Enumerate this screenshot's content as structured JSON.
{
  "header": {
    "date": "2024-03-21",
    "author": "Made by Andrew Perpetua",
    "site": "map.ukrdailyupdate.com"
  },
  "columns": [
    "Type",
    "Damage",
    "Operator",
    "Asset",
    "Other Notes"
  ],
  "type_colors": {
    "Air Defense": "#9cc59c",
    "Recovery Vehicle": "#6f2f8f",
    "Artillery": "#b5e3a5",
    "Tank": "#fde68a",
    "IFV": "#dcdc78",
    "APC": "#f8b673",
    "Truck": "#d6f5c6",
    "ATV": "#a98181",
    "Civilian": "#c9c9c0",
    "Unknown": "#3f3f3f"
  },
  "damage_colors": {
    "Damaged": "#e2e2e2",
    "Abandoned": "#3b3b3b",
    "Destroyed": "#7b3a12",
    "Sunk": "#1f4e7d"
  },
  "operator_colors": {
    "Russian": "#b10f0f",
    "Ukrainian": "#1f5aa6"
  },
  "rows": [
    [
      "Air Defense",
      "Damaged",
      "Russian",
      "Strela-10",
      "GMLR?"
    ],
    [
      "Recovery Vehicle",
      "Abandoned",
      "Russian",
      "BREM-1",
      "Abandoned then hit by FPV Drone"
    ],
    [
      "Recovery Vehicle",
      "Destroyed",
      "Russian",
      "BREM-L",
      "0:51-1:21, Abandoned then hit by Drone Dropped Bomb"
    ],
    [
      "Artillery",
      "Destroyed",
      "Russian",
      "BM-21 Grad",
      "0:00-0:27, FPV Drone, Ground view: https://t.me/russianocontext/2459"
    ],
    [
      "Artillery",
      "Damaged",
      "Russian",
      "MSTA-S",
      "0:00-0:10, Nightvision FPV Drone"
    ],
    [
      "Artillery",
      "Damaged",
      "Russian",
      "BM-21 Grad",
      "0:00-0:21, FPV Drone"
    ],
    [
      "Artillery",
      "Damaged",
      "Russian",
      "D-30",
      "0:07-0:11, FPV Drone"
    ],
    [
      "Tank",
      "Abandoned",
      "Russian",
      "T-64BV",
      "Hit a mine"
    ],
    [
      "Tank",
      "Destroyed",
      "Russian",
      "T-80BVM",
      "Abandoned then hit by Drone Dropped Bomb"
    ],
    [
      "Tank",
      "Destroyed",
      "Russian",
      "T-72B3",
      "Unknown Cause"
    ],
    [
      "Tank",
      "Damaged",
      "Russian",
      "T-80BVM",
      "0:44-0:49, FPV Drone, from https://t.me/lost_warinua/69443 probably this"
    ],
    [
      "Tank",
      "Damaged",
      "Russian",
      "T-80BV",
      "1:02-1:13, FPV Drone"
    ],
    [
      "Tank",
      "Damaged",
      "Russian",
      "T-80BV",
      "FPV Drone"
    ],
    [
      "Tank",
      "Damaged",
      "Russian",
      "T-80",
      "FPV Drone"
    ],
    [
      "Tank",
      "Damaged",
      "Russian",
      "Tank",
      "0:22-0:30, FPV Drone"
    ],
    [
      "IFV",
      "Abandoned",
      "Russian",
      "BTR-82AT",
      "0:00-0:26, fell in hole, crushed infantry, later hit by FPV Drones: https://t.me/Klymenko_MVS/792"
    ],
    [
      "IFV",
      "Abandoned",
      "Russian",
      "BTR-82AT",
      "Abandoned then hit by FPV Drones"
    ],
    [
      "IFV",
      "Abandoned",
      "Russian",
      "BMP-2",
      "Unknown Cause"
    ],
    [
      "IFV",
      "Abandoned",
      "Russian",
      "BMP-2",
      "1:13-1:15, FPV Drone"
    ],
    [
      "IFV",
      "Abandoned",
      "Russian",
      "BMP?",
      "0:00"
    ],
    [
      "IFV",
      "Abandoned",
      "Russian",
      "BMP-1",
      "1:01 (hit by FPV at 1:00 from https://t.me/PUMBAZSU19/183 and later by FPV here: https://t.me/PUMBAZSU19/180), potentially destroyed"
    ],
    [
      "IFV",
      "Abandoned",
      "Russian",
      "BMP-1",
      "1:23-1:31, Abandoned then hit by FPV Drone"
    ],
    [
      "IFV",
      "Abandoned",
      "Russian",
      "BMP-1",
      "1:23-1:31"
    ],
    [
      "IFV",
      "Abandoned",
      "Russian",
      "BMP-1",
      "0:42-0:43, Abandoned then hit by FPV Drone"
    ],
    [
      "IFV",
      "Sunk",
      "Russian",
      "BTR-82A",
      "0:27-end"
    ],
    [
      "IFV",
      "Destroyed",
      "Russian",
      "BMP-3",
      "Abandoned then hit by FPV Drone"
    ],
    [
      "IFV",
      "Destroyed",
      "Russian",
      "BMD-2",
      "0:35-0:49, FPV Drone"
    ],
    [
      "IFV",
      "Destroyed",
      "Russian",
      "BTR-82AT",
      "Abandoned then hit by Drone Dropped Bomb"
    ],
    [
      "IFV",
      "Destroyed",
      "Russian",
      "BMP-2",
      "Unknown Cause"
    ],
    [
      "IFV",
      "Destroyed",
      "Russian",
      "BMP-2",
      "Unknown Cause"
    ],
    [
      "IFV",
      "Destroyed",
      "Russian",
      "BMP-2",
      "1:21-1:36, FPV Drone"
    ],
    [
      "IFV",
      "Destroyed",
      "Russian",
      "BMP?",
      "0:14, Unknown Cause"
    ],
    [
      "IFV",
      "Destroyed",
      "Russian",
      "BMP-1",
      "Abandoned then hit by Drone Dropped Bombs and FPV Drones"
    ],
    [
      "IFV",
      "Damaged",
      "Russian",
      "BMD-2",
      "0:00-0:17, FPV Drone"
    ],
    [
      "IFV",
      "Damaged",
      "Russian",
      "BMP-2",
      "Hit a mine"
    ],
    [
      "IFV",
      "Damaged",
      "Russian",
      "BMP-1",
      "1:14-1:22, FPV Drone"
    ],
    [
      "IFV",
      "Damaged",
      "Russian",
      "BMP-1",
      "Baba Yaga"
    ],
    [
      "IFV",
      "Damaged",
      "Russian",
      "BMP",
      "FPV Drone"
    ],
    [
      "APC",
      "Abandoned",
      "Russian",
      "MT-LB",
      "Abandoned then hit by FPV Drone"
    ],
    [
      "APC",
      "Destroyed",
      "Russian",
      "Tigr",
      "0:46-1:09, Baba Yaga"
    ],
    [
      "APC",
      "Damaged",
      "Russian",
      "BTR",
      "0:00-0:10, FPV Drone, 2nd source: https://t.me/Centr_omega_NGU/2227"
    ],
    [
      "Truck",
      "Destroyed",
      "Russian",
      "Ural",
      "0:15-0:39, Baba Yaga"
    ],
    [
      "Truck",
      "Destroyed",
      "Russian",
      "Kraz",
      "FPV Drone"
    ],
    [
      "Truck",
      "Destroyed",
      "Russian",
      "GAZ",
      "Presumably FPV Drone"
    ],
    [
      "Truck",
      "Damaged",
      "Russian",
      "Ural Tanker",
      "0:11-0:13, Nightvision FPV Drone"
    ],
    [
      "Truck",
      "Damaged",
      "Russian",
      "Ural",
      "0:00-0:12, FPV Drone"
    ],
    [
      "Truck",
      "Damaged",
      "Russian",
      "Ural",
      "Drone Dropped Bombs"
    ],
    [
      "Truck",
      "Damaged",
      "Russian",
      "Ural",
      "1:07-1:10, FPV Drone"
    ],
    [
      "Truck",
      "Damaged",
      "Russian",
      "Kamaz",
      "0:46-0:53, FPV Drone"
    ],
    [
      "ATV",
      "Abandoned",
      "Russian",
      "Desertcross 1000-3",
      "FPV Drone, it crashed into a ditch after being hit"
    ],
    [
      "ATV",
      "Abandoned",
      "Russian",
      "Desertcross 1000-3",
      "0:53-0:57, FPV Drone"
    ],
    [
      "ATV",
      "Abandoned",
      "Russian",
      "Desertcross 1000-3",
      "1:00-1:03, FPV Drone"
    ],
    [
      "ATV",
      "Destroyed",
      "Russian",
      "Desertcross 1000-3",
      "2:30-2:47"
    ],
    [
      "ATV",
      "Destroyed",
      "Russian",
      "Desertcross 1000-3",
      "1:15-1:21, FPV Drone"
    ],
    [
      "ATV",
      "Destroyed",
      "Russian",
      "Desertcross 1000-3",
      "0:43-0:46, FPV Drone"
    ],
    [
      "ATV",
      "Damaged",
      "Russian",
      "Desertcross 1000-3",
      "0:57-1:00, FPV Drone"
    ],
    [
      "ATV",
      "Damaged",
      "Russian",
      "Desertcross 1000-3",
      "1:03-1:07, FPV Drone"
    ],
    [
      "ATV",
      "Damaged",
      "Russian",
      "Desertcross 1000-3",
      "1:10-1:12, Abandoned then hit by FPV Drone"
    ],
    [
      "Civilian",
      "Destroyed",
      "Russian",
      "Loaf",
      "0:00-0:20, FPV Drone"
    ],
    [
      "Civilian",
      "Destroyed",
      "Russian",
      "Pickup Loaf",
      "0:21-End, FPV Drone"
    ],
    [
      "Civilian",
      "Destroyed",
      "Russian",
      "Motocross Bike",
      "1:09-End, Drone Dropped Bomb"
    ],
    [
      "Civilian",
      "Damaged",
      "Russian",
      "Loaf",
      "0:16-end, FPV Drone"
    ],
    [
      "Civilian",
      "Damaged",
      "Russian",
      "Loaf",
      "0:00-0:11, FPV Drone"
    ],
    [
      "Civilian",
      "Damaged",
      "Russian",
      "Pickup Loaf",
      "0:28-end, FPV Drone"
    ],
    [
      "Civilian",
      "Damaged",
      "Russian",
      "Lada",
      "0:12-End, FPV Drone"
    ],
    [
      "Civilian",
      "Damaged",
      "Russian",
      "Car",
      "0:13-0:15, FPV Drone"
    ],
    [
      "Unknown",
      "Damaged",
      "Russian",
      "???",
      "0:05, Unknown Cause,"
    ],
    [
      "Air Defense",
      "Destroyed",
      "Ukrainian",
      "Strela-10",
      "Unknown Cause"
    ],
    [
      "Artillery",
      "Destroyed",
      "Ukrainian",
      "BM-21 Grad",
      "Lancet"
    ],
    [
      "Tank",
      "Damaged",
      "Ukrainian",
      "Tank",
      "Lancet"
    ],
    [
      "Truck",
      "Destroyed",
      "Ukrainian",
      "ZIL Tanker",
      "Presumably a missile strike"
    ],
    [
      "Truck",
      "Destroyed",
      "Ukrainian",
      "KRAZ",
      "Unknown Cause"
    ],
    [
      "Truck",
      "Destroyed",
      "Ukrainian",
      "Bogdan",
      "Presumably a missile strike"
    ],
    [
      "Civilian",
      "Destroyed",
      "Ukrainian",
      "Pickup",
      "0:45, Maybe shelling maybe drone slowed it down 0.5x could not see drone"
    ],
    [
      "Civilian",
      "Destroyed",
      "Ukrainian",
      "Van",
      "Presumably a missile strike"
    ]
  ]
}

[EXERCISE INSTRUCTIONS] Across the records above, count the lines holding "this" and reply with that number alone.

[COMPLETE RESPONSE] 2